WHAT THE TASK ASKS: Repeat all of the records verbatim.

Data entries:

──────────────────────────────

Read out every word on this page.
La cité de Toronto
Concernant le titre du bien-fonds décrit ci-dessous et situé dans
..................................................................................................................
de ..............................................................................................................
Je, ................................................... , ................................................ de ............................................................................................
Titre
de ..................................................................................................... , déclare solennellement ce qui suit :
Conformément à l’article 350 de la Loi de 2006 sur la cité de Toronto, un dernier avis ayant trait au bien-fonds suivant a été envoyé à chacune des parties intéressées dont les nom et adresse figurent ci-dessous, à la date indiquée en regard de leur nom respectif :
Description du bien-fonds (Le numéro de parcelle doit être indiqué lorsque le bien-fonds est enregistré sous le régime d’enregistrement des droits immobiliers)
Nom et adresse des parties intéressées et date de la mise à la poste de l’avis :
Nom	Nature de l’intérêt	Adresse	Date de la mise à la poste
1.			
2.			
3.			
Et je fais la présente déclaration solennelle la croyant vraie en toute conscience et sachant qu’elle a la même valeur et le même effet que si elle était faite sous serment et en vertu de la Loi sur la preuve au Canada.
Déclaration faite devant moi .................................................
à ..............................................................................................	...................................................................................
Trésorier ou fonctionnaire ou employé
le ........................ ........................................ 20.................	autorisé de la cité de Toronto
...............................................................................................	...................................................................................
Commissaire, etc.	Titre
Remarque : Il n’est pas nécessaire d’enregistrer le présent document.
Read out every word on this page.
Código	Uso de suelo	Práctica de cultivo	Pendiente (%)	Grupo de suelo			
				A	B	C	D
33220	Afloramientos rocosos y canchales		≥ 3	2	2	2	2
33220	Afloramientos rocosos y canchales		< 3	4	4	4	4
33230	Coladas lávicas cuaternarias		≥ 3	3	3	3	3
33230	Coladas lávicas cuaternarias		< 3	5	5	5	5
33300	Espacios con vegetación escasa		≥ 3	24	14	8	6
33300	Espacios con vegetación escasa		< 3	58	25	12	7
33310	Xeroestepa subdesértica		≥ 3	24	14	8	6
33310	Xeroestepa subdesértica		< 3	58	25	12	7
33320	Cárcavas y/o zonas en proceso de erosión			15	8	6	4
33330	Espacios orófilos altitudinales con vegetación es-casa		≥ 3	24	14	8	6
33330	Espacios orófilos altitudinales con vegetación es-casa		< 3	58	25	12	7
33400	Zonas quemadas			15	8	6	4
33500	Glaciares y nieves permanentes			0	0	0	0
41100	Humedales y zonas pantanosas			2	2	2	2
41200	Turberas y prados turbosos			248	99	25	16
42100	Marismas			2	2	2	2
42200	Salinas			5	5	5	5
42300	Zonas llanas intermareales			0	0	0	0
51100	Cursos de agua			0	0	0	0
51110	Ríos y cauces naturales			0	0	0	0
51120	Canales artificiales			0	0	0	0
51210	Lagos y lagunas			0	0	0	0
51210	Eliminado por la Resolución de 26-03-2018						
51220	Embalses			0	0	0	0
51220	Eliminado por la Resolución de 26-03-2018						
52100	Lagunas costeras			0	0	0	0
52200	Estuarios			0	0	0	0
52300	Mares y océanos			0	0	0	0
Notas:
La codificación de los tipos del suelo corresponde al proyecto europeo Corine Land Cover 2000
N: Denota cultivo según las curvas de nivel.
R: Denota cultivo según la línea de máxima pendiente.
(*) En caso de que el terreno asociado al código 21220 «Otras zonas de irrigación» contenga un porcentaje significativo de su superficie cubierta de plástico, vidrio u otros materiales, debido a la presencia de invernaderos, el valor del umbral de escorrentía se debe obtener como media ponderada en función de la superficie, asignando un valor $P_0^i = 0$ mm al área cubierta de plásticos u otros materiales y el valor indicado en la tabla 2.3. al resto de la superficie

──────────────────────────────

ANSWER TO THE PROBLEM:
Read out every word on this page.
La cité de Toronto
Concernant le titre du bien-fonds décrit ci-dessous et situé dans
..................................................................................................................
de ..............................................................................................................
Je, ................................................... , ................................................ de ............................................................................................
Titre
de ..................................................................................................... , déclare solennellement ce qui suit :
Conformément à l’article 350 de la Loi de 2006 sur la cité de Toronto, un dernier avis ayant trait au bien-fonds suivant a été envoyé à chacune des parties intéressées dont les nom et adresse figurent ci-dessous, à la date indiquée en regard de leur nom respectif :
Description du bien-fonds (Le numéro de parcelle doit être indiqué lorsque le bien-fonds est enregistré sous le régime d’enregistrement des droits immobiliers)
Nom et adresse des parties intéressées et date de la mise à la poste de l’avis :
Nom	Nature de l’intérêt	Adresse	Date de la mise à la poste
1.			
2.			
3.			
Et je fais la présente déclaration solennelle la croyant vraie en toute conscience et sachant qu’elle a la même valeur et le même effet que si elle était faite sous serment et en vertu de la Loi sur la preuve au Canada.
Déclaration faite devant moi .................................................
à ..............................................................................................	...................................................................................
Trésorier ou fonctionnaire ou employé
le ........................ ........................................ 20.................	autorisé de la cité de Toronto
...............................................................................................	...................................................................................
Commissaire, etc.	Titre
Remarque : Il n’est pas nécessaire d’enregistrer le présent document.
Read out every word on this page.
Código	Uso de suelo	Práctica de cultivo	Pendiente (%)	Grupo de suelo			
				A	B	C	D
33220	Afloramientos rocosos y canchales		≥ 3	2	2	2	2
33220	Afloramientos rocosos y canchales		< 3	4	4	4	4
33230	Coladas lávicas cuaternarias		≥ 3	3	3	3	3
33230	Coladas lávicas cuaternarias		< 3	5	5	5	5
33300	Espacios con vegetación escasa		≥ 3	24	14	8	6
33300	Espacios con vegetación escasa		< 3	58	25	12	7
33310	Xeroestepa subdesértica		≥ 3	24	14	8	6
33310	Xeroestepa subdesértica		< 3	58	25	12	7
33320	Cárcavas y/o zonas en proceso de erosión			15	8	6	4
33330	Espacios orófilos altitudinales con vegetación es-casa		≥ 3	24	14	8	6
33330	Espacios orófilos altitudinales con vegetación es-casa		< 3	58	25	12	7
33400	Zonas quemadas			15	8	6	4
33500	Glaciares y nieves permanentes			0	0	0	0
41100	Humedales y zonas pantanosas			2	2	2	2
41200	Turberas y prados turbosos			248	99	25	16
42100	Marismas			2	2	2	2
42200	Salinas			5	5	5	5
42300	Zonas llanas intermareales			0	0	0	0
51100	Cursos de agua			0	0	0	0
51110	Ríos y cauces naturales			0	0	0	0
51120	Canales artificiales			0	0	0	0
51210	Lagos y lagunas			0	0	0	0
51210	Eliminado por la Resolución de 26-03-2018						
51220	Embalses			0	0	0	0
51220	Eliminado por la Resolución de 26-03-2018						
52100	Lagunas costeras			0	0	0	0
52200	Estuarios			0	0	0	0
52300	Mares y océanos			0	0	0	0
Notas:
La codificación de los tipos del suelo corresponde al proyecto europeo Corine Land Cover 2000
N: Denota cultivo según las curvas de nivel.
R: Denota cultivo según la línea de máxima pendiente.
(*) En caso de que el terreno asociado al código 21220 «Otras zonas de irrigación» contenga un porcentaje significativo de su superficie cubierta de plástico, vidrio u otros materiales, debido a la presencia de invernaderos, el valor del umbral de escorrentía se debe obtener como media ponderada en función de la superficie, asignando un valor $P_0^i = 0$ mm al área cubierta de plásticos u otros materiales y el valor indicado en la tabla 2.3. al resto de la superficie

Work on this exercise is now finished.